Excerpt provided:
- Born: 1861 Kaunia, Barisal, Bengal Presidency
- Died: 1933 (aged 71–72) Bengal Presidency
- Education: Barisal Bengal School Bajapti Circle School
- Occupations: Writer, journalist
- Era: British Raj

= Muhammad Reazuddin Ahmad =

Muhammad Reazuddin Ahmad (1861–1933) was a Bengali Muslim writer, journalist, and thinker.

==Early life==
Ahmad was born in 1861 in the village of Kaunia in Barisal District, Bengal Presidency, British Raj. His father died when he was eight. He was raised in the home of Muhammad Wajid, the father of Bengali politician A. K. Fazlul Huq. He received his education from Barisal Banga Vidyalay and Bajapti Circle School, studying the Arabic, Bengali, and Persian languages.

==Career==
Ahmad started his career as a primary school teacher in Rupsa. He developed an interest in journalism after reading local newspapers like Bangabasi, Dhaka Prakash, Education Gazette, Hughli Dainik, and Sanjibani. He was the postmaster of Rupsa Post Office. He operated a stationery shop in Rupsa.

What you should do:
Decide whether each statement agrees with the biography of Muhammad Reazuddin Ahmad, answering yes or no and quoting the deciding words from it: (a) Ahmad's father died when Ahmad was eight years old; (b) Ahmad began his career as the postmaster of Rupsa; (c) Ahmad grew up in the home of A. K. Fazlul Huq's father.

Data records:
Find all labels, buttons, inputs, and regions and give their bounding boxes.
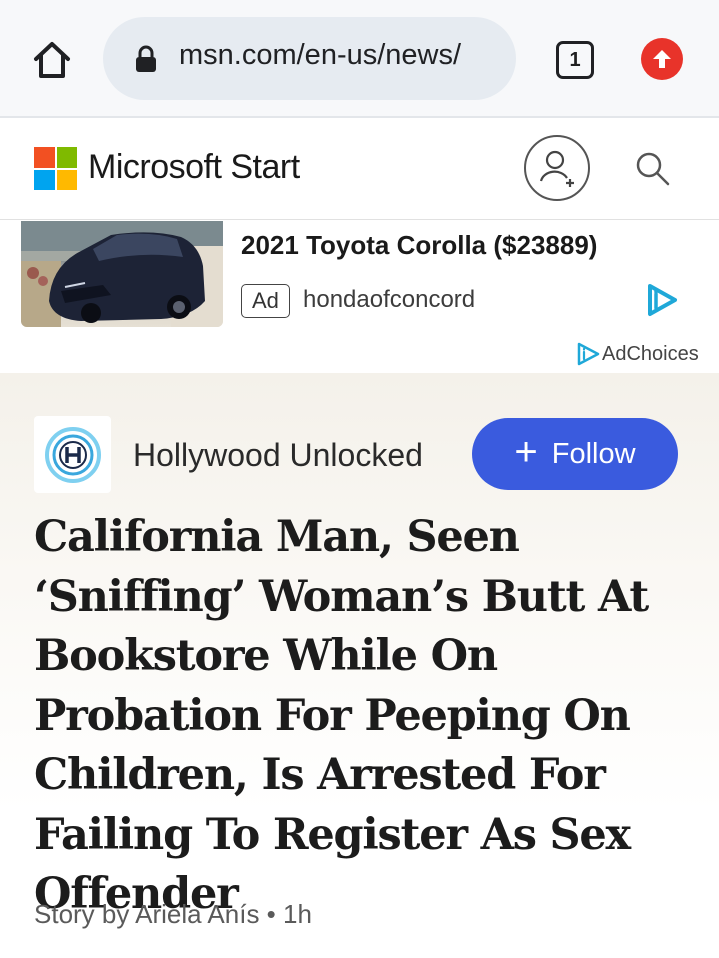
- follow-label: Follow: [551, 437, 636, 470]
- hollywood-unlocked-logo-icon: [44, 426, 101, 483]
- publisher-name[interactable]: Hollywood Unlocked: [133, 437, 423, 474]
- article-headline: California Man, Seen ‘Sniffing’ Woman’s …: [34, 512, 649, 919]
- update-button[interactable]: [641, 38, 683, 80]
- ad-play-icon[interactable]: [643, 282, 679, 318]
- article-byline: Story by Ariela Anís • 1h: [34, 899, 312, 929]
- home-icon: [34, 42, 70, 78]
- adchoices-icon: [577, 342, 600, 366]
- follow-button[interactable]: + Follow: [472, 418, 678, 490]
- ad-title[interactable]: 2021 Toyota Corolla ($23889): [241, 230, 597, 261]
- tab-switcher-button[interactable]: 1: [556, 41, 594, 79]
- sign-in-button[interactable]: [524, 135, 590, 201]
- ad-car-image[interactable]: [21, 221, 223, 327]
- search-icon: [636, 152, 670, 186]
- lock-icon: [136, 45, 156, 72]
- site-header: Microsoft Start: [0, 120, 719, 220]
- update-arrow-icon: [653, 50, 671, 68]
- adchoices-label: AdChoices: [602, 342, 699, 365]
- article: Hollywood Unlocked + Follow California M…: [0, 373, 719, 958]
- url-text: msn.com/en-us/news/: [179, 39, 462, 71]
- publisher-logo[interactable]: [34, 416, 111, 493]
- address-bar[interactable]: msn.com/en-us/news/: [103, 17, 516, 100]
- adchoices-link[interactable]: AdChoices: [576, 341, 699, 367]
- plus-icon: +: [514, 430, 538, 474]
- add-account-icon: [539, 150, 574, 187]
- ad-source: hondaofconcord: [303, 286, 476, 313]
- tab-count: 1: [569, 48, 581, 71]
- ad-label-badge: Ad: [241, 284, 290, 318]
- brand-name[interactable]: Microsoft Start: [88, 148, 300, 187]
- microsoft-logo-icon[interactable]: [34, 147, 77, 190]
- sponsored-ad[interactable]: 2021 Toyota Corolla ($23889) Ad hondaofc…: [0, 221, 719, 373]
- browser-toolbar: msn.com/en-us/news/ 1: [0, 0, 719, 118]
- search-button[interactable]: [634, 150, 672, 188]
- home-button[interactable]: [30, 38, 74, 82]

Result:
(a) Yes: "His father died when he was eight."
(b) No: "Ahmad started his career as a primary school teacher in Rupsa."
(c) Yes: "He was raised in the home of Muhammad Wajid, the father of Bengali politician A. K. Fazlul Huq."